** start EXERCISE INPUTS **

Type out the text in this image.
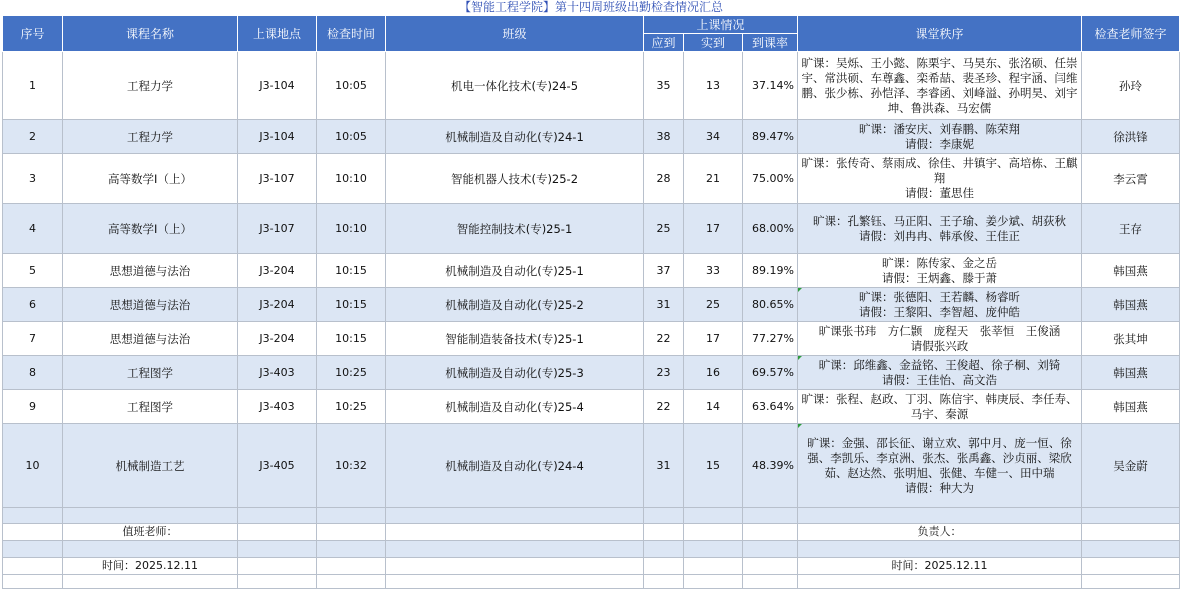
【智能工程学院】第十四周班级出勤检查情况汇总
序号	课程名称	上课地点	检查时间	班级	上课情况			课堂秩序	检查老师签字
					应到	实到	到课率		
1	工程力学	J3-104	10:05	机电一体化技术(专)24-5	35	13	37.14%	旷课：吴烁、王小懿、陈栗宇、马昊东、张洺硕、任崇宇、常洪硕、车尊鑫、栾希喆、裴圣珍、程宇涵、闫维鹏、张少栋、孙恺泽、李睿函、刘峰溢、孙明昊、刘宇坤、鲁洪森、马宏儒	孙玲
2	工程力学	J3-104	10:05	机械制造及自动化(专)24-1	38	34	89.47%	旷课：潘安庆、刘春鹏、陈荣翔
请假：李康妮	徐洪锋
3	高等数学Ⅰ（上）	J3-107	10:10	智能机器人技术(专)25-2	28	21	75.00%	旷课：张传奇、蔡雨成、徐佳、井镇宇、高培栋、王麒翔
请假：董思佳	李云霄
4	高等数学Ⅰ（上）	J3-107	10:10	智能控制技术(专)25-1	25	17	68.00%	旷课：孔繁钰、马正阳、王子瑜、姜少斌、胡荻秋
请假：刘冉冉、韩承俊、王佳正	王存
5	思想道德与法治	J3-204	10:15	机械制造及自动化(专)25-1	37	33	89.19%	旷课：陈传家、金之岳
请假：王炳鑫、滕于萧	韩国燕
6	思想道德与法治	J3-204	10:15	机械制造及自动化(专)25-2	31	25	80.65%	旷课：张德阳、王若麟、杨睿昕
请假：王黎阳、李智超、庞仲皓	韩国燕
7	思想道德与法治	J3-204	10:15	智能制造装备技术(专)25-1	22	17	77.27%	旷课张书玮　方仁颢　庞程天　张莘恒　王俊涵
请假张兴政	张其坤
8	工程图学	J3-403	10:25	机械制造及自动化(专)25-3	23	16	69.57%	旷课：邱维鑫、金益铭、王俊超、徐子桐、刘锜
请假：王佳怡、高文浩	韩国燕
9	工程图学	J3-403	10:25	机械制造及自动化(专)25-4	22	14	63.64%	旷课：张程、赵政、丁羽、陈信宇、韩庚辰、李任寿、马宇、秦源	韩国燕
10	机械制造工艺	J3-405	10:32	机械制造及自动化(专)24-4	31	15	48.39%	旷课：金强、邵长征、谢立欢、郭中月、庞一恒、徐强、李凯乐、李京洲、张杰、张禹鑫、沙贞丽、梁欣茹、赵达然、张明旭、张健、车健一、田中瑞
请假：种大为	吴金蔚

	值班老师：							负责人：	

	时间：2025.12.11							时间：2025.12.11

** end EXERCISE INPUTS **

• **PROBLEM TO WORK ON**: Copy every line in the listing above where the string "工程力学" turns up.

• **OUTPUT OF THE TASK**:
1	工程力学	J3-104	10:05	机电一体化技术(专)24-5	35	13	37.14%	旷课：吴烁、王小懿、陈栗宇、马昊东、张洺硕、任崇宇、常洪硕、车尊鑫、栾希喆、裴圣珍、程宇涵、闫维鹏、张少栋、孙恺泽、李睿函、刘峰溢、孙明昊、刘宇坤、鲁洪森、马宏儒	孙玲
2	工程力学	J3-104	10:05	机械制造及自动化(专)24-1	38	34	89.47%	旷课：潘安庆、刘春鹏、陈荣翔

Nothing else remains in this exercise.